> TASK DESCRIPTION
Your task is to transcribe all the entries exactly, excluding pictures.

[Stored data entries]

────────────────────

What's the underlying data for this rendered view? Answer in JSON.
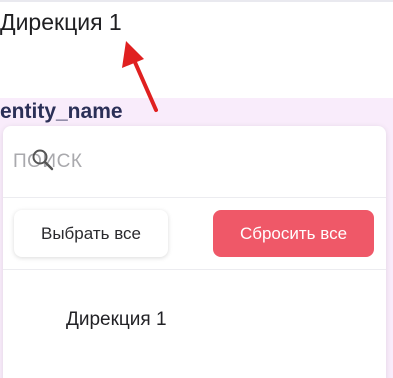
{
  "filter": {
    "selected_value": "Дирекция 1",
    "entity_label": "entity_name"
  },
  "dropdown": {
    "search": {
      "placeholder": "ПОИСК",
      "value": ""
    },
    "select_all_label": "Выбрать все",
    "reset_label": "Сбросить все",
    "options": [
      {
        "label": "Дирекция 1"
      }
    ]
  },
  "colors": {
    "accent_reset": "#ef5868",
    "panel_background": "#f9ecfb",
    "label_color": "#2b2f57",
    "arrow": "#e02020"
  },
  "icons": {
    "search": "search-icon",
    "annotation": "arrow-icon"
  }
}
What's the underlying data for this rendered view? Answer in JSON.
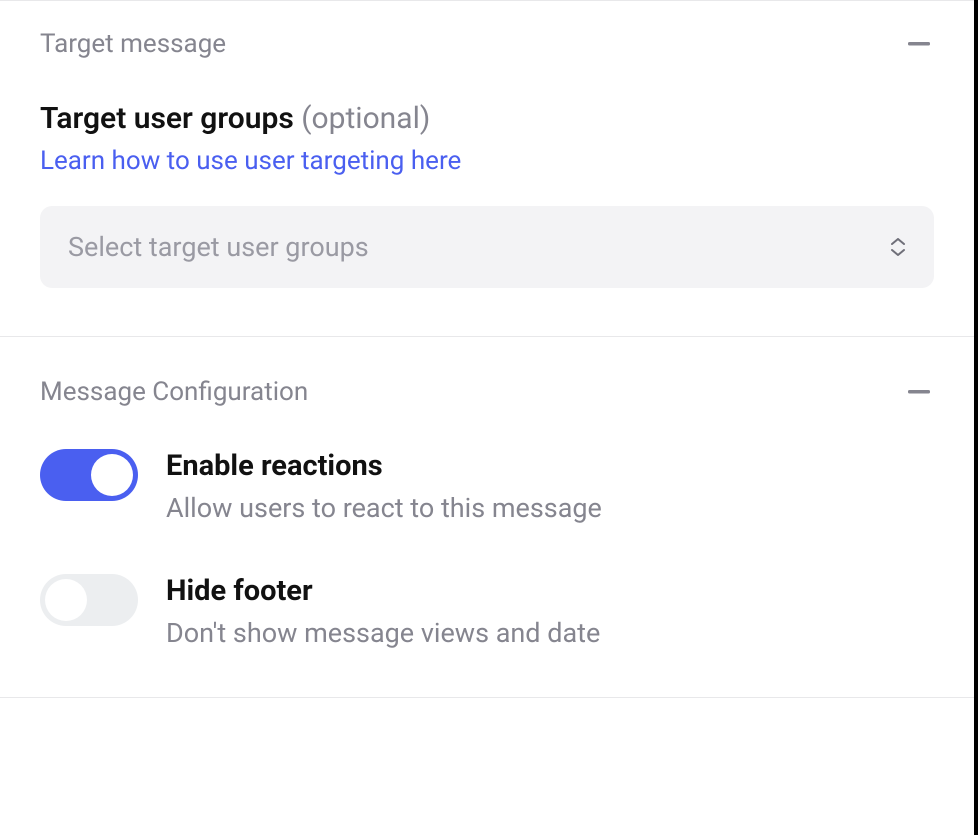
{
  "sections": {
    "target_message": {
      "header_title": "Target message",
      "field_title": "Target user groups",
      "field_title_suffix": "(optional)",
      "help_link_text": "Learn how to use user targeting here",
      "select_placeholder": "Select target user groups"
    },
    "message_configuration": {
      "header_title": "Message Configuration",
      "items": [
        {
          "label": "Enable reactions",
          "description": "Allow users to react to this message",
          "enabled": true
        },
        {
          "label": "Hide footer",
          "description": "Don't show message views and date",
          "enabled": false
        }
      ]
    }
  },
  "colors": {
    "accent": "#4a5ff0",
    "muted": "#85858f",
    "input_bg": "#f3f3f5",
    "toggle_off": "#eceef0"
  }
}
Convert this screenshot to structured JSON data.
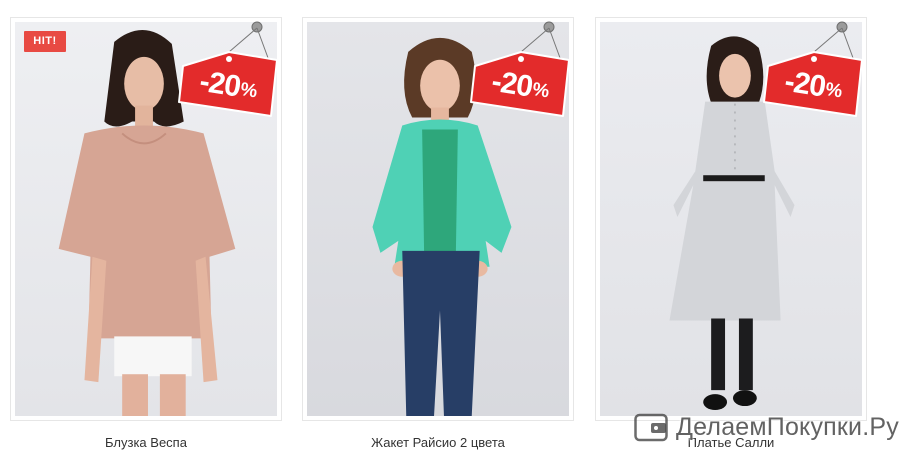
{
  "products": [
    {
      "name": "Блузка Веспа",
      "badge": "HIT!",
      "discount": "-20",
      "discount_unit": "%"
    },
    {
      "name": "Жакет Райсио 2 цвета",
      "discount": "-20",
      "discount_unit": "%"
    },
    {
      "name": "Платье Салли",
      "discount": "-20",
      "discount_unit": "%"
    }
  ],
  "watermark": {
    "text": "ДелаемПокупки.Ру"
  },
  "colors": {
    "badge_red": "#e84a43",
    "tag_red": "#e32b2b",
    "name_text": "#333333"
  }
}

────────────────────

> SOLUTION
What's the underlying data for this rendered view? Answer in JSON.
{
  "filter": {
    "selected_value": "Дирекция 1",
    "entity_label": "entity_name"
  },
  "dropdown": {
    "search": {
      "placeholder": "ПОИСК",
      "value": ""
    },
    "select_all_label": "Выбрать все",
    "reset_label": "Сбросить все",
    "options": [
      {
        "label": "Дирекция 1"
      }
    ]
  },
  "colors": {
    "accent_reset": "#ef5868",
    "panel_background": "#f9ecfb",
    "label_color": "#2b2f57",
    "arrow": "#e02020"
  },
  "icons": {
    "search": "search-icon",
    "annotation": "arrow-icon"
  }
}
What's the underlying data for this rendered view? Answer in JSON.
{
  "sections": {
    "target_message": {
      "header_title": "Target message",
      "field_title": "Target user groups",
      "field_title_suffix": "(optional)",
      "help_link_text": "Learn how to use user targeting here",
      "select_placeholder": "Select target user groups"
    },
    "message_configuration": {
      "header_title": "Message Configuration",
      "items": [
        {
          "label": "Enable reactions",
          "description": "Allow users to react to this message",
          "enabled": true
        },
        {
          "label": "Hide footer",
          "description": "Don't show message views and date",
          "enabled": false
        }
      ]
    }
  },
  "colors": {
    "accent": "#4a5ff0",
    "muted": "#85858f",
    "input_bg": "#f3f3f5",
    "toggle_off": "#eceef0"
  }
}
Convert this screenshot to structured JSON data.
{
  "products": [
    {
      "name": "Блузка Веспа",
      "badge": "HIT!",
      "discount": "-20",
      "discount_unit": "%"
    },
    {
      "name": "Жакет Райсио 2 цвета",
      "discount": "-20",
      "discount_unit": "%"
    },
    {
      "name": "Платье Салли",
      "discount": "-20",
      "discount_unit": "%"
    }
  ],
  "watermark": {
    "text": "ДелаемПокупки.Ру"
  },
  "colors": {
    "badge_red": "#e84a43",
    "tag_red": "#e32b2b",
    "name_text": "#333333"
  }
}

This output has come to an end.